▶ Aim of the exercise
Write out the following items line for line with no changes, but leave out the pictures.

▶ Annotated element entries
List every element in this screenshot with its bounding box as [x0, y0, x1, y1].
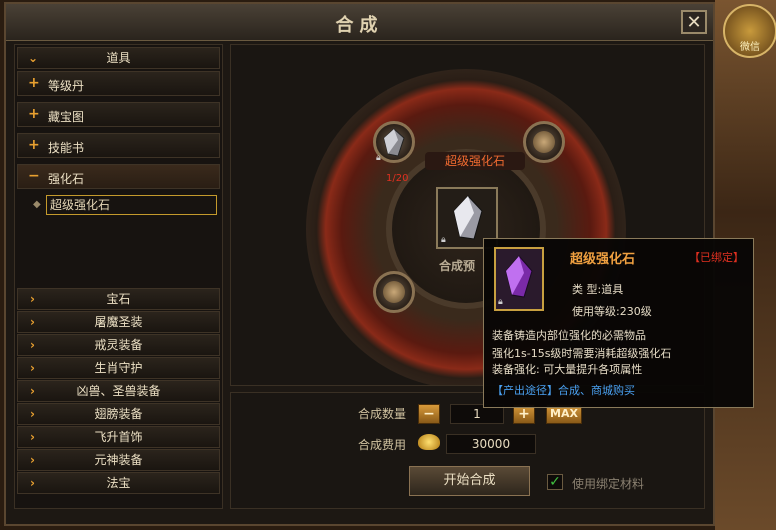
item-type: 类 型:道具 — [572, 283, 624, 296]
chevron-right-icon: › — [30, 407, 35, 421]
collapsed-category[interactable]: › 戒灵装备 — [17, 334, 220, 356]
collapsed-label: 凶兽、圣兽装备 — [76, 384, 161, 398]
category-label: 强化石 — [48, 172, 85, 186]
item-desc: 装备强化: 可大量提升各项属性 — [492, 363, 643, 376]
collapsed-category[interactable]: › 飞升首饰 — [17, 426, 220, 448]
result-caption: 合成预 — [439, 259, 476, 273]
collapsed-label: 法宝 — [106, 476, 131, 490]
collapsed-category[interactable]: › 生肖守护 — [17, 357, 220, 379]
gem-icon — [383, 128, 405, 157]
material-ratio: 1/20 — [386, 173, 409, 184]
collapsed-label: 飞升首饰 — [94, 430, 143, 444]
use-bound-label: 使用绑定材料 — [572, 477, 645, 491]
collapsed-label: 翅膀装备 — [94, 407, 143, 421]
category-label: 技能书 — [48, 141, 85, 155]
item-desc: 强化1s-15s级时需要消耗超级强化石 — [492, 347, 672, 360]
category-header[interactable]: ⌄ 道具 — [17, 47, 220, 69]
collapsed-label: 宝石 — [106, 292, 131, 306]
chevron-right-icon: › — [30, 384, 35, 398]
plus-icon: + — [28, 75, 40, 91]
decrease-button[interactable]: − — [418, 404, 440, 424]
lock-icon: 🔒︎ — [498, 297, 503, 307]
chevron-right-icon: › — [30, 361, 35, 375]
category-item[interactable]: + 等级丹 — [17, 71, 220, 96]
item-level: 使用等级:230级 — [572, 305, 652, 318]
purple-gem-icon — [505, 255, 533, 298]
collapsed-category[interactable]: › 屠魔圣装 — [17, 311, 220, 333]
chevron-right-icon: › — [30, 430, 35, 444]
minus-icon: − — [28, 168, 40, 184]
category-item[interactable]: + 技能书 — [17, 133, 220, 158]
start-synthesis-button[interactable]: 开始合成 — [409, 466, 530, 496]
chevron-right-icon: › — [30, 315, 35, 329]
chevron-right-icon: › — [30, 338, 35, 352]
title-bar: 合成 ✕ — [6, 4, 713, 41]
lion-emblem-icon — [383, 281, 405, 303]
target-label: 超级强化石 — [425, 152, 525, 170]
bullet-icon: ◆ — [33, 199, 41, 210]
category-item-active[interactable]: − 强化石 — [17, 164, 220, 189]
material-slot-empty[interactable] — [523, 121, 565, 163]
collapsed-label: 戒灵装备 — [94, 338, 143, 352]
chevron-right-icon: › — [30, 292, 35, 306]
gem-icon — [453, 195, 483, 240]
item-icon: 🔒︎ — [494, 247, 544, 311]
close-button[interactable]: ✕ — [681, 10, 707, 34]
item-source: 【产出途径】合成、商城购买 — [492, 384, 635, 397]
collapsed-category[interactable]: › 宝石 — [17, 288, 220, 310]
collapsed-label: 生肖守护 — [94, 361, 143, 375]
chevron-right-icon: › — [30, 453, 35, 467]
collapsed-category[interactable]: › 法宝 — [17, 472, 220, 494]
side-badge[interactable]: 微信 — [723, 4, 776, 58]
plus-icon: + — [28, 106, 40, 122]
item-tooltip: 🔒︎ 超级强化石 【已绑定】 类 型:道具 使用等级:230级 装备铸造内部位强… — [483, 238, 754, 408]
qty-label: 合成数量 — [358, 407, 407, 421]
side-badge-label: 微信 — [740, 42, 760, 53]
category-item[interactable]: + 藏宝图 — [17, 102, 220, 127]
window-title: 合成 — [335, 15, 384, 36]
lock-icon: 🔒︎ — [441, 235, 446, 245]
cost-label: 合成费用 — [358, 438, 407, 452]
item-name: 超级强化石 — [570, 252, 636, 267]
collapsed-category[interactable]: › 元神装备 — [17, 449, 220, 471]
chevron-down-icon: ⌄ — [28, 51, 39, 65]
bound-tag: 【已绑定】 — [689, 251, 744, 264]
category-panel: ⌄ 道具 + 等级丹 + 藏宝图 + 技能书 − 强化石 ◆ 超级强化石 › 宝石 › 屠魔圣… — [14, 44, 223, 509]
collapsed-category[interactable]: › 翅膀装备 — [17, 403, 220, 425]
collapsed-label: 元神装备 — [94, 453, 143, 467]
category-header-label: 道具 — [106, 51, 131, 65]
chevron-right-icon: › — [30, 476, 35, 490]
lock-icon: 🔒︎ — [376, 153, 381, 163]
category-label: 藏宝图 — [48, 110, 85, 124]
use-bound-checkbox[interactable]: ✓ — [547, 474, 563, 490]
gold-ingot-icon — [418, 434, 440, 450]
collapsed-label: 屠魔圣装 — [94, 315, 143, 329]
plus-icon: + — [28, 137, 40, 153]
cost-value: 30000 — [446, 434, 536, 454]
category-label: 等级丹 — [48, 79, 85, 93]
lion-emblem-icon — [533, 131, 555, 153]
collapsed-category[interactable]: › 凶兽、圣兽装备 — [17, 380, 220, 402]
item-desc: 装备铸造内部位强化的必需物品 — [492, 329, 646, 342]
material-slot-empty[interactable] — [373, 271, 415, 313]
subitem-selected[interactable]: 超级强化石 — [46, 195, 217, 215]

▶ Correct output
List every element in this screenshot with its bounding box as [x0, y0, x1, y1].
item-type: 类 型:道具 — [572, 283, 624, 296]
chevron-right-icon: › — [30, 407, 35, 421]
collapsed-category[interactable]: › 戒灵装备 — [17, 334, 220, 356]
collapsed-label: 凶兽、圣兽装备 — [76, 384, 161, 398]
category-label: 强化石 — [48, 172, 85, 186]
item-desc: 装备强化: 可大量提升各项属性 — [492, 363, 643, 376]
collapsed-category[interactable]: › 飞升首饰 — [17, 426, 220, 448]
result-caption: 合成预 — [439, 259, 476, 273]
collapsed-label: 法宝 — [106, 476, 131, 490]
collapsed-category[interactable]: › 生肖守护 — [17, 357, 220, 379]
gem-icon — [383, 128, 405, 157]
material-ratio: 1/20 — [386, 173, 409, 184]
collapsed-label: 飞升首饰 — [94, 430, 143, 444]
use-bound-label: 使用绑定材料 — [572, 477, 645, 491]
collapsed-label: 翅膀装备 — [94, 407, 143, 421]
category-label: 技能书 — [48, 141, 85, 155]
item-desc: 强化1s-15s级时需要消耗超级强化石 — [492, 347, 672, 360]
category-header[interactable]: ⌄ 道具 — [17, 47, 220, 69]
collapsed-label: 宝石 — [106, 292, 131, 306]
chevron-right-icon: › — [30, 384, 35, 398]
plus-icon: + — [28, 75, 40, 91]
decrease-button[interactable]: − — [418, 404, 440, 424]
lock-icon: 🔒︎ — [498, 297, 503, 307]
chevron-right-icon: › — [30, 361, 35, 375]
category-item[interactable]: + 等级丹 — [17, 71, 220, 96]
item-level: 使用等级:230级 — [572, 305, 652, 318]
purple-gem-icon — [505, 255, 533, 298]
collapsed-category[interactable]: › 屠魔圣装 — [17, 311, 220, 333]
chevron-right-icon: › — [30, 430, 35, 444]
minus-icon: − — [28, 168, 40, 184]
category-item[interactable]: + 技能书 — [17, 133, 220, 158]
start-synthesis-button[interactable]: 开始合成 — [409, 466, 530, 496]
chevron-right-icon: › — [30, 315, 35, 329]
chevron-right-icon: › — [30, 338, 35, 352]
title-bar: 合成 ✕ — [6, 4, 713, 41]
lion-emblem-icon — [383, 281, 405, 303]
target-label: 超级强化石 — [425, 152, 525, 170]
bullet-icon: ◆ — [33, 199, 41, 210]
category-item-active[interactable]: − 强化石 — [17, 164, 220, 189]
material-slot-empty[interactable] — [523, 121, 565, 163]
collapsed-label: 戒灵装备 — [94, 338, 143, 352]
chevron-right-icon: › — [30, 292, 35, 306]
gem-icon — [453, 195, 483, 240]
item-icon: 🔒︎ — [494, 247, 544, 311]
close-button[interactable]: ✕ — [681, 10, 707, 34]
item-source: 【产出途径】合成、商城购买 — [492, 384, 635, 397]
collapsed-category[interactable]: › 宝石 — [17, 288, 220, 310]
collapsed-label: 生肖守护 — [94, 361, 143, 375]
chevron-right-icon: › — [30, 453, 35, 467]
collapsed-category[interactable]: › 法宝 — [17, 472, 220, 494]
side-badge[interactable]: 微信 — [723, 4, 776, 58]
plus-icon: + — [28, 106, 40, 122]
item-tooltip: 🔒︎ 超级强化石 【已绑定】 类 型:道具 使用等级:230级 装备铸造内部位强… — [483, 238, 754, 408]
qty-label: 合成数量 — [358, 407, 407, 421]
side-badge-label: 微信 — [740, 42, 760, 53]
category-item[interactable]: + 藏宝图 — [17, 102, 220, 127]
window-title: 合成 — [335, 15, 384, 36]
lock-icon: 🔒︎ — [441, 235, 446, 245]
cost-label: 合成费用 — [358, 438, 407, 452]
item-name: 超级强化石 — [570, 252, 636, 267]
collapsed-category[interactable]: › 元神装备 — [17, 449, 220, 471]
chevron-down-icon: ⌄ — [28, 51, 39, 65]
bound-tag: 【已绑定】 — [689, 251, 744, 264]
category-panel: ⌄ 道具 + 等级丹 + 藏宝图 + 技能书 − 强化石 ◆ 超级强化石 › 宝石 › 屠魔圣… — [14, 44, 223, 509]
collapsed-category[interactable]: › 翅膀装备 — [17, 403, 220, 425]
collapsed-label: 元神装备 — [94, 453, 143, 467]
category-header-label: 道具 — [106, 51, 131, 65]
chevron-right-icon: › — [30, 476, 35, 490]
lock-icon: 🔒︎ — [376, 153, 381, 163]
category-label: 藏宝图 — [48, 110, 85, 124]
use-bound-checkbox[interactable]: ✓ — [547, 474, 563, 490]
gold-ingot-icon — [418, 434, 440, 450]
collapsed-label: 屠魔圣装 — [94, 315, 143, 329]
plus-icon: + — [28, 137, 40, 153]
cost-value: 30000 — [446, 434, 536, 454]
category-label: 等级丹 — [48, 79, 85, 93]
lion-emblem-icon — [533, 131, 555, 153]
collapsed-category[interactable]: › 凶兽、圣兽装备 — [17, 380, 220, 402]
item-desc: 装备铸造内部位强化的必需物品 — [492, 329, 646, 342]
material-slot-empty[interactable] — [373, 271, 415, 313]
subitem-selected[interactable]: 超级强化石 — [46, 195, 217, 215]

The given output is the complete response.